-- YOUR ASSIGNMENT --
Report all lines from the entries below in which "Bundesverfassungsgerichts" appears.

LISTED ENTRIES Block Start

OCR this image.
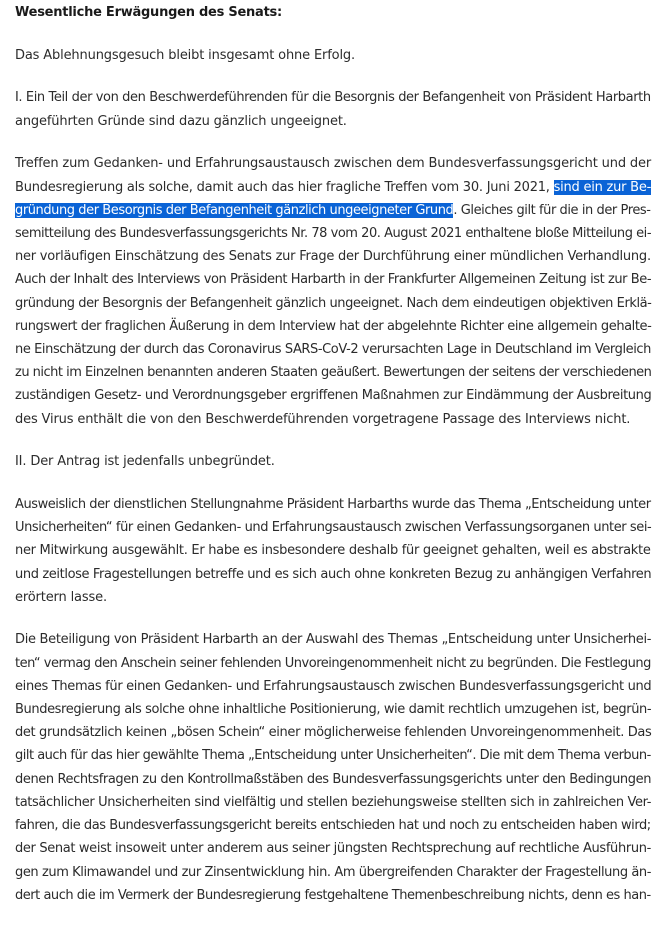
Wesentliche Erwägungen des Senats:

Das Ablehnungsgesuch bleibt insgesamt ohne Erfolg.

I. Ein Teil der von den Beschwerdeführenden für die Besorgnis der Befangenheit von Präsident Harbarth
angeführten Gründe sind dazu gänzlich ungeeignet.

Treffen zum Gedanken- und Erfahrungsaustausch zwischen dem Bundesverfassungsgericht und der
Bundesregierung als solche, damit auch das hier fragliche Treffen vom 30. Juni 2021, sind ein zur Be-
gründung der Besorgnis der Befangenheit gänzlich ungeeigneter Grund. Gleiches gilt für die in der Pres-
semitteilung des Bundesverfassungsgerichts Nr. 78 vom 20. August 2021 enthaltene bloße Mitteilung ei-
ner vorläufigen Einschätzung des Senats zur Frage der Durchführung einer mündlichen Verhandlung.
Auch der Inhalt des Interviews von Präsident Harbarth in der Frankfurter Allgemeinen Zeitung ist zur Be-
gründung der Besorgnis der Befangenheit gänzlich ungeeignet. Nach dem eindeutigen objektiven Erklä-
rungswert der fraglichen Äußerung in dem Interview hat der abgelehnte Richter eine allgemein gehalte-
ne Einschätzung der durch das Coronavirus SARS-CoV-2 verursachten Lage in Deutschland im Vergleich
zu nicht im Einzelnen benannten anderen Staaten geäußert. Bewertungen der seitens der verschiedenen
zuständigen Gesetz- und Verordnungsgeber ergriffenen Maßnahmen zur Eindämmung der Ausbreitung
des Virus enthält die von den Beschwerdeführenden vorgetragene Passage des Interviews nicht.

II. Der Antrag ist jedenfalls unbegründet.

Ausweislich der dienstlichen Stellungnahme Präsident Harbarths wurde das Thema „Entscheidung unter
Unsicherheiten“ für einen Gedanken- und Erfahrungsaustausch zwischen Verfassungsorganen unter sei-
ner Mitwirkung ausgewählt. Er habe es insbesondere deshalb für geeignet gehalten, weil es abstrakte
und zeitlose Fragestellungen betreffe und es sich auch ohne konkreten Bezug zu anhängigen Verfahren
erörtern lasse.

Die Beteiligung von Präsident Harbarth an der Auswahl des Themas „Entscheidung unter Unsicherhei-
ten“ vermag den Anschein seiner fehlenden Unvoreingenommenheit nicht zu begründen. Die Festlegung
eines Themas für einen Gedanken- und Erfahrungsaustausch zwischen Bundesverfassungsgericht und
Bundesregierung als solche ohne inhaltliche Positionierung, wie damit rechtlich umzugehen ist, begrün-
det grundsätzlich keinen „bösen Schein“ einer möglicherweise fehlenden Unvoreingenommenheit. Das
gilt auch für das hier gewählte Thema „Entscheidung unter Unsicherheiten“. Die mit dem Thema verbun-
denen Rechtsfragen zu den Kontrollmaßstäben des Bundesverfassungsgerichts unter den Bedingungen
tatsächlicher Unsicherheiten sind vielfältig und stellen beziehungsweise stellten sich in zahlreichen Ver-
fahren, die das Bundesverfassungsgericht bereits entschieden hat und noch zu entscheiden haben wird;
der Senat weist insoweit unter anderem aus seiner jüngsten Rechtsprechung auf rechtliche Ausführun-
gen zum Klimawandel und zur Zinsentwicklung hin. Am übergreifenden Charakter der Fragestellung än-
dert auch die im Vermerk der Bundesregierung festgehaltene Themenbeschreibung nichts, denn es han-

LISTED ENTRIES Block End
LISTED ENTRIES Block Start

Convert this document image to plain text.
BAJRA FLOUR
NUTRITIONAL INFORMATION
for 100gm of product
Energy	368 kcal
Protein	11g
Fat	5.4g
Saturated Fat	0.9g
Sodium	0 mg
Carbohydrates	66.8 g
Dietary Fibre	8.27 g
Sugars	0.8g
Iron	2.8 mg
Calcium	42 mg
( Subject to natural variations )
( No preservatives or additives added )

LISTED ENTRIES Block End

-- ANSWER --
semitteilung des Bundesverfassungsgerichts Nr. 78 vom 20. August 2021 enthaltene bloße Mitteilung ei-
denen Rechtsfragen zu den Kontrollmaßstäben des Bundesverfassungsgerichts unter den Bedingungen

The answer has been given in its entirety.